[Actions to take]
• a. From the passage on Kunti and Surya, extract the part starting with "Kunti decides to" and going on through "desire for sex!", word for word.
• b. Rewrite the rows starting with the first row and going on through the row with "app-preview-badge: App Preview", changing "interactable" to "clickable" and leaving everything else unchanged. Return only those rows.

[Document]

::::

Kunti decides to surrender, and now her motherly instinct begins to work – ‘let thy purpose be fulfilled! May he (the child to be born) be powerful, strong, energetic, and handsome, even like thee, and may he also be endued with virtue!' Again, a gem of Vyasa’s insight into female sexuality! The desire of mothering a great offspring intensifying and fuelling the desire for sex!
Surya promises to give her son ‘these ear-rings had been given to me by Aditi. O timid lady, I will bestow them, as also this excellent mail, on thy son!' It is a clear hint here that the ear rings and mail were in the possession of the Brahmana. So, there is no question of Karna taking birth with them as a part of his body. Perhaps, Kunti placed them at the side of the baby inside the basket, while floating him in the river. Kunti’s surrender was also prompted by her love of ornaments. Yet another of Vyasa’s powerful insight into female sexuality!
Next Surya, nay, the Brahmana, ‘touched her on the navel. At this, that damsel, on account of Surya's energy, became stupefied. And that reverend lady then fell down on her bed, deprived of her senses’. This shows the Brahmana’s knowledge in Kamashashtra, as well as the level of Kunti’s arousal!
We also find Kunti ‘fallen down stupefied on that excellent bed, like a broken creeper…….. And after Surya had gone away, that girl regained her consciousness.’ It is a clear description of Kunti’s orgasmic ecstasy.
Kunti becomes pregnant. She ‘concealed her conception, so that no one knew her condition. And as the damsel lived entirely in the apartments assigned to the maidens and carefully concealed her condition, no one except her nurse knew the truth. ……no sooner was the beauteous girl delivered of a child, then she consulted with her nurse and placed the infant in a commodious and smooth box made of wicker work and spread over with soft sheets and furnished with a costly pillow. And its surface was laid over with wax, and it was encased in a rich cover. And with tears in her eyes, she carried the infant to the river Aswa, and consigned the basket to its waters’. Thus Karna’s destiny is set to roll!

::::

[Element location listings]
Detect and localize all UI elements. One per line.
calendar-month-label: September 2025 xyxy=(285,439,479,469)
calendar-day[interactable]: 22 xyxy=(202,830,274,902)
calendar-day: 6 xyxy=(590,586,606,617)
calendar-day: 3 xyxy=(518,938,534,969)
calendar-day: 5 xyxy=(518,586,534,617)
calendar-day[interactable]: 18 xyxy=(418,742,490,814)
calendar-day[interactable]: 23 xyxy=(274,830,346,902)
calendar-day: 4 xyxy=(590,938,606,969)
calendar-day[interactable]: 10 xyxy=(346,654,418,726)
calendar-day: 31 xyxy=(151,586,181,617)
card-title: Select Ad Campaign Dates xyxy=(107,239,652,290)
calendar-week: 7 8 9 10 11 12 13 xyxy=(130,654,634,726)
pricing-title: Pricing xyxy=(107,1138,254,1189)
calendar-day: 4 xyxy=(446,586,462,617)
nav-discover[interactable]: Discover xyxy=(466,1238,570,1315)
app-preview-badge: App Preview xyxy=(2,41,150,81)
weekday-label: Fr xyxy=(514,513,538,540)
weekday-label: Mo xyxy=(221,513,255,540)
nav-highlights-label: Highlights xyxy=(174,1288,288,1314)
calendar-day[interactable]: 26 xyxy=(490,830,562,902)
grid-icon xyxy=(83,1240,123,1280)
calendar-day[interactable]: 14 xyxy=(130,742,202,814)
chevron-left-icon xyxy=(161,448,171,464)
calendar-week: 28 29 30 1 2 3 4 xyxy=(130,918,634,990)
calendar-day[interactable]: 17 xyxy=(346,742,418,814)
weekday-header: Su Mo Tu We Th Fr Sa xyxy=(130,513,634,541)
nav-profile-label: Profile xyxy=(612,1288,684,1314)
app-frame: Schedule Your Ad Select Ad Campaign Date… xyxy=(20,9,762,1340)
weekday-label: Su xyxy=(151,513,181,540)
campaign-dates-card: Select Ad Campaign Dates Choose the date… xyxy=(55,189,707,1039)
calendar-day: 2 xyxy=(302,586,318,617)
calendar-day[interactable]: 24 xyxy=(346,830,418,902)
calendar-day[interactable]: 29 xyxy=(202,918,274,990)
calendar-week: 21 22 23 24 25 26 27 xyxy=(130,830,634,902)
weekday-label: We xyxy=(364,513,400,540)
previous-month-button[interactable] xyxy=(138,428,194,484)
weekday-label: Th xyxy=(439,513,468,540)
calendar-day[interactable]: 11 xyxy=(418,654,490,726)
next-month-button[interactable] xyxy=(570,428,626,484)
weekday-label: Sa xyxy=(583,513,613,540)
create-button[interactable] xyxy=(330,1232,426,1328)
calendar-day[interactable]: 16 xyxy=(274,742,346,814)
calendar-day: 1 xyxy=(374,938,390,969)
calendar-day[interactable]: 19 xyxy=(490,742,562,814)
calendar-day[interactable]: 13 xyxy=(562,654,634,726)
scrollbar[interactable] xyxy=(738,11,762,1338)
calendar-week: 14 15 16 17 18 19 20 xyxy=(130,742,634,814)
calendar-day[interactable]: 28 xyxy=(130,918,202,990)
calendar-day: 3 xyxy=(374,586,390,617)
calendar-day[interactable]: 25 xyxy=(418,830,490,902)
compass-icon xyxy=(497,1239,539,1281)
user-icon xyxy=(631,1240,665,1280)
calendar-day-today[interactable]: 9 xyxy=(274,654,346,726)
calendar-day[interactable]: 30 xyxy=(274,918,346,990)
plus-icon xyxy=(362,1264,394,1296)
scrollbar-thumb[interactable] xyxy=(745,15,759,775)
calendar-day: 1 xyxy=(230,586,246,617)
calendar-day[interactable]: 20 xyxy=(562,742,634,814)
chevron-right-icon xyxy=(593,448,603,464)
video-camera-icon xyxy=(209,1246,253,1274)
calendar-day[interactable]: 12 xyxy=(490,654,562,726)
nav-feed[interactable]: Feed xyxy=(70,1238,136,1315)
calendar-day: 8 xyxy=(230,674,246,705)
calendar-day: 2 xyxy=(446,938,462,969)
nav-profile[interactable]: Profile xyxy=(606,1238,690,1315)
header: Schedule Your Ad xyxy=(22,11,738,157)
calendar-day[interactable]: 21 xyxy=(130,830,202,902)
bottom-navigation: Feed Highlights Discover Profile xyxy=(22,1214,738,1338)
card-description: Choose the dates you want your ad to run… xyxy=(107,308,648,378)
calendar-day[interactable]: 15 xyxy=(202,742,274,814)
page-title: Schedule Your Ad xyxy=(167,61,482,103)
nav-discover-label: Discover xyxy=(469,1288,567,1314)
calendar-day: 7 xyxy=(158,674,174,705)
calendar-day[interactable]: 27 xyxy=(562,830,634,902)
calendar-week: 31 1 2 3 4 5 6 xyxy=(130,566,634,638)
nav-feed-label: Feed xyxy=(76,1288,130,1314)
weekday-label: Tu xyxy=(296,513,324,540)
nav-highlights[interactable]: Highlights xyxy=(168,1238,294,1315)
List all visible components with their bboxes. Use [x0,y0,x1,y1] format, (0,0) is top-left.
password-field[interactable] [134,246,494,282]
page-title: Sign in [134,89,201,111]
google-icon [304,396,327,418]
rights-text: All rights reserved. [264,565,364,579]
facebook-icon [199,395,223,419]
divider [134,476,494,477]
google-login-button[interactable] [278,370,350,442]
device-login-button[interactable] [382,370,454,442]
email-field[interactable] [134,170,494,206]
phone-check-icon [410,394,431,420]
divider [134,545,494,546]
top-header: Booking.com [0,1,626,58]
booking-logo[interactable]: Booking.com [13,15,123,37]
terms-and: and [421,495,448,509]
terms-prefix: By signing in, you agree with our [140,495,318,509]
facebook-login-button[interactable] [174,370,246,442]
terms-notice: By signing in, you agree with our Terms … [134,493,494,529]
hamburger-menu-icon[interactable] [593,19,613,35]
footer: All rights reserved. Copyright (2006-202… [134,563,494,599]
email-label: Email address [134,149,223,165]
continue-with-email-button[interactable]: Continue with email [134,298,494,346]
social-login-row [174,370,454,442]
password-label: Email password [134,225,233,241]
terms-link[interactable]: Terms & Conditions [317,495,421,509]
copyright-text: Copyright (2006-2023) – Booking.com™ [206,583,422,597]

::::

[Answer list]
• a.
Kunti decides to surrender, and now her motherly instinct begins to work – ‘let thy purpose be fulfilled! May he (the child to be born) be powerful, strong, energetic, and handsome, even like thee, and may he also be endued with virtue!' Again, a gem of Vyasa’s insight into female sexuality! The desire of mothering a great offspring intensifying and fuelling the desire for sex!

• b.
Detect and localize all UI elements. One per line.
calendar-month-label: September 2025 xyxy=(285,439,479,469)
calendar-day[clickable]: 22 xyxy=(202,830,274,902)
calendar-day: 6 xyxy=(590,586,606,617)
calendar-day: 3 xyxy=(518,938,534,969)
calendar-day: 5 xyxy=(518,586,534,617)
calendar-day[clickable]: 18 xyxy=(418,742,490,814)
calendar-day[clickable]: 23 xyxy=(274,830,346,902)
calendar-day: 4 xyxy=(590,938,606,969)
calendar-day[clickable]: 10 xyxy=(346,654,418,726)
calendar-day: 31 xyxy=(151,586,181,617)
card-title: Select Ad Campaign Dates xyxy=(107,239,652,290)
calendar-week: 7 8 9 10 11 12 13 xyxy=(130,654,634,726)
pricing-title: Pricing xyxy=(107,1138,254,1189)
calendar-day: 4 xyxy=(446,586,462,617)
nav-discover[clickable]: Discover xyxy=(466,1238,570,1315)
app-preview-badge: App Preview xyxy=(2,41,150,81)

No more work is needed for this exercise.